EXERCISE INSTRUCTIONS:
Count how many lines of the material below have the word "name" and give only the number.

RECORDS FOR THIS EXERCISE:
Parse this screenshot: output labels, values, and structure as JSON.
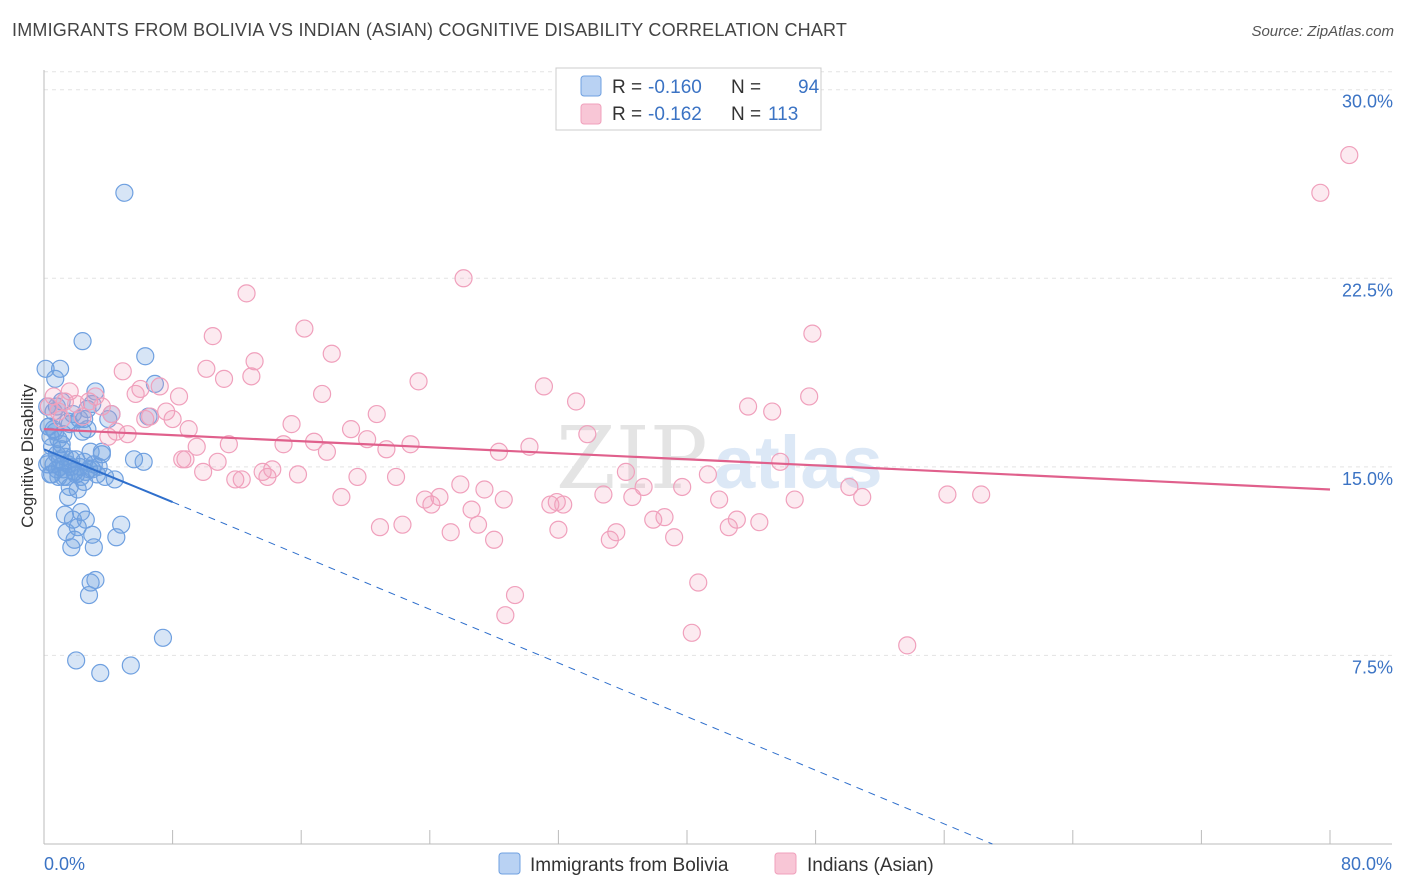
{
  "title": "IMMIGRANTS FROM BOLIVIA VS INDIAN (ASIAN) COGNITIVE DISABILITY CORRELATION CHART",
  "source": "Source: ZipAtlas.com",
  "watermark": {
    "zip": "ZIP",
    "atlas": "atlas"
  },
  "chart_data": {
    "type": "scatter",
    "xlabel": "",
    "ylabel": "Cognitive Disability",
    "xlim": [
      0,
      80
    ],
    "ylim": [
      0,
      31.5
    ],
    "x_tick_labels": [
      "0.0%",
      "80.0%"
    ],
    "y_ticks": [
      7.5,
      15.0,
      22.5,
      30.0
    ],
    "y_tick_labels": [
      "7.5%",
      "15.0%",
      "22.5%",
      "30.0%"
    ],
    "legend": {
      "r_label": "R =",
      "n_label": "N =",
      "entries": [
        {
          "r": "-0.160",
          "n": "94"
        },
        {
          "r": "-0.162",
          "n": "113"
        }
      ]
    },
    "series": [
      {
        "name": "Immigrants from Bolivia",
        "color": "#6fa0e0",
        "line_color": "#2f6fcc",
        "trend": {
          "x0": 0,
          "y0": 15.7,
          "x1": 8,
          "y1": 13.6,
          "dash_x1": 59,
          "dash_y1": 0
        },
        "points": [
          [
            0.1,
            18.9
          ],
          [
            0.2,
            17.4
          ],
          [
            0.3,
            16.6
          ],
          [
            0.3,
            15.2
          ],
          [
            0.4,
            16.2
          ],
          [
            0.5,
            15.8
          ],
          [
            0.5,
            14.7
          ],
          [
            0.6,
            17.2
          ],
          [
            0.6,
            15.1
          ],
          [
            0.7,
            18.5
          ],
          [
            0.7,
            16.4
          ],
          [
            0.8,
            15.5
          ],
          [
            0.8,
            14.9
          ],
          [
            0.9,
            16.1
          ],
          [
            0.9,
            14.6
          ],
          [
            1.0,
            18.9
          ],
          [
            1.0,
            15.3
          ],
          [
            1.1,
            17.6
          ],
          [
            1.1,
            15.7
          ],
          [
            1.2,
            16.3
          ],
          [
            1.2,
            14.9
          ],
          [
            1.3,
            15.4
          ],
          [
            1.3,
            13.1
          ],
          [
            1.4,
            14.6
          ],
          [
            1.4,
            12.4
          ],
          [
            1.5,
            15.1
          ],
          [
            1.5,
            13.8
          ],
          [
            1.6,
            16.7
          ],
          [
            1.6,
            14.2
          ],
          [
            1.7,
            15.0
          ],
          [
            1.7,
            11.8
          ],
          [
            1.8,
            17.1
          ],
          [
            1.8,
            12.9
          ],
          [
            1.9,
            14.8
          ],
          [
            1.9,
            12.1
          ],
          [
            2.0,
            15.3
          ],
          [
            2.0,
            7.3
          ],
          [
            2.1,
            14.1
          ],
          [
            2.1,
            12.6
          ],
          [
            2.2,
            16.9
          ],
          [
            2.2,
            15.0
          ],
          [
            2.3,
            13.2
          ],
          [
            2.3,
            14.6
          ],
          [
            2.4,
            20.0
          ],
          [
            2.4,
            16.4
          ],
          [
            2.5,
            15.2
          ],
          [
            2.5,
            14.4
          ],
          [
            2.6,
            14.8
          ],
          [
            2.6,
            12.9
          ],
          [
            2.7,
            17.3
          ],
          [
            2.7,
            16.5
          ],
          [
            2.8,
            14.9
          ],
          [
            2.8,
            9.9
          ],
          [
            2.9,
            15.6
          ],
          [
            2.9,
            10.4
          ],
          [
            3.0,
            17.5
          ],
          [
            3.0,
            12.3
          ],
          [
            3.1,
            15.1
          ],
          [
            3.1,
            11.8
          ],
          [
            3.2,
            18.0
          ],
          [
            3.2,
            10.5
          ],
          [
            3.3,
            14.7
          ],
          [
            3.4,
            15.0
          ],
          [
            3.5,
            6.8
          ],
          [
            3.6,
            15.5
          ],
          [
            3.8,
            14.6
          ],
          [
            4.0,
            16.9
          ],
          [
            4.2,
            17.1
          ],
          [
            4.4,
            14.5
          ],
          [
            4.5,
            12.2
          ],
          [
            4.8,
            12.7
          ],
          [
            5.0,
            25.9
          ],
          [
            5.4,
            7.1
          ],
          [
            5.6,
            15.3
          ],
          [
            6.2,
            15.2
          ],
          [
            6.3,
            19.4
          ],
          [
            6.5,
            17.0
          ],
          [
            6.9,
            18.3
          ],
          [
            7.4,
            8.2
          ],
          [
            0.4,
            14.7
          ],
          [
            0.6,
            16.5
          ],
          [
            1.0,
            15.0
          ],
          [
            1.5,
            16.8
          ],
          [
            2.0,
            14.7
          ],
          [
            0.2,
            15.1
          ],
          [
            0.3,
            16.6
          ],
          [
            0.8,
            17.4
          ],
          [
            1.2,
            14.6
          ],
          [
            1.7,
            15.3
          ],
          [
            2.5,
            16.9
          ],
          [
            3.0,
            14.9
          ],
          [
            3.6,
            15.6
          ],
          [
            1.9,
            14.8
          ],
          [
            1.1,
            15.9
          ]
        ]
      },
      {
        "name": "Indians (Asian)",
        "color": "#f0a0bc",
        "line_color": "#e0608c",
        "trend": {
          "x0": 0,
          "y0": 16.5,
          "x1": 80,
          "y1": 14.1
        },
        "points": [
          [
            0.3,
            17.4
          ],
          [
            0.6,
            17.8
          ],
          [
            0.9,
            17.2
          ],
          [
            1.1,
            16.9
          ],
          [
            1.3,
            17.6
          ],
          [
            1.6,
            18.0
          ],
          [
            2.0,
            17.5
          ],
          [
            2.4,
            17.0
          ],
          [
            2.8,
            17.6
          ],
          [
            3.2,
            17.8
          ],
          [
            3.6,
            17.4
          ],
          [
            4.0,
            16.2
          ],
          [
            4.2,
            17.1
          ],
          [
            4.5,
            16.4
          ],
          [
            4.9,
            18.8
          ],
          [
            5.2,
            16.3
          ],
          [
            5.7,
            17.9
          ],
          [
            6.0,
            18.1
          ],
          [
            6.3,
            16.9
          ],
          [
            6.6,
            17.0
          ],
          [
            7.2,
            18.2
          ],
          [
            7.6,
            17.2
          ],
          [
            8.0,
            16.9
          ],
          [
            8.4,
            17.8
          ],
          [
            8.8,
            15.3
          ],
          [
            9.0,
            16.5
          ],
          [
            9.5,
            15.8
          ],
          [
            9.9,
            14.8
          ],
          [
            10.1,
            18.9
          ],
          [
            10.5,
            20.2
          ],
          [
            10.8,
            15.2
          ],
          [
            11.2,
            18.5
          ],
          [
            11.5,
            15.9
          ],
          [
            11.9,
            14.5
          ],
          [
            12.3,
            14.5
          ],
          [
            12.6,
            21.9
          ],
          [
            12.9,
            18.6
          ],
          [
            13.1,
            19.2
          ],
          [
            13.6,
            14.8
          ],
          [
            13.9,
            14.6
          ],
          [
            14.2,
            14.9
          ],
          [
            14.9,
            15.9
          ],
          [
            15.4,
            16.7
          ],
          [
            15.8,
            14.7
          ],
          [
            16.2,
            20.5
          ],
          [
            16.8,
            16.0
          ],
          [
            17.3,
            17.9
          ],
          [
            17.6,
            15.6
          ],
          [
            17.9,
            19.5
          ],
          [
            18.5,
            13.8
          ],
          [
            19.1,
            16.5
          ],
          [
            19.5,
            14.6
          ],
          [
            20.1,
            16.1
          ],
          [
            20.7,
            17.1
          ],
          [
            20.9,
            12.6
          ],
          [
            21.3,
            15.7
          ],
          [
            21.9,
            14.6
          ],
          [
            22.3,
            12.7
          ],
          [
            22.8,
            15.9
          ],
          [
            23.3,
            18.4
          ],
          [
            23.7,
            13.7
          ],
          [
            24.1,
            13.5
          ],
          [
            24.6,
            13.8
          ],
          [
            25.3,
            12.4
          ],
          [
            25.9,
            14.3
          ],
          [
            26.1,
            22.5
          ],
          [
            26.6,
            13.3
          ],
          [
            27.0,
            12.7
          ],
          [
            27.4,
            14.1
          ],
          [
            28.0,
            12.1
          ],
          [
            28.3,
            15.6
          ],
          [
            28.6,
            13.7
          ],
          [
            29.3,
            9.9
          ],
          [
            30.2,
            15.8
          ],
          [
            31.1,
            18.2
          ],
          [
            31.5,
            13.5
          ],
          [
            32.0,
            12.5
          ],
          [
            32.3,
            13.5
          ],
          [
            33.1,
            17.6
          ],
          [
            33.8,
            16.3
          ],
          [
            34.8,
            13.9
          ],
          [
            35.2,
            12.1
          ],
          [
            35.6,
            12.4
          ],
          [
            36.2,
            14.8
          ],
          [
            36.6,
            13.8
          ],
          [
            37.3,
            14.2
          ],
          [
            37.9,
            12.9
          ],
          [
            38.6,
            13.0
          ],
          [
            39.2,
            12.2
          ],
          [
            39.7,
            14.2
          ],
          [
            40.3,
            8.4
          ],
          [
            40.7,
            10.4
          ],
          [
            41.3,
            14.7
          ],
          [
            42.0,
            13.7
          ],
          [
            42.6,
            12.6
          ],
          [
            43.1,
            12.9
          ],
          [
            43.8,
            17.4
          ],
          [
            44.5,
            12.8
          ],
          [
            45.3,
            17.2
          ],
          [
            45.8,
            15.2
          ],
          [
            46.7,
            13.7
          ],
          [
            47.6,
            17.8
          ],
          [
            47.8,
            20.3
          ],
          [
            50.1,
            14.2
          ],
          [
            50.9,
            13.8
          ],
          [
            53.7,
            7.9
          ],
          [
            56.2,
            13.9
          ],
          [
            58.3,
            13.9
          ],
          [
            28.7,
            9.1
          ],
          [
            31.9,
            13.6
          ],
          [
            79.4,
            25.9
          ],
          [
            81.2,
            27.4
          ],
          [
            8.6,
            15.3
          ]
        ]
      }
    ]
  }
}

ANSWER TO THIS PROBLEM:
2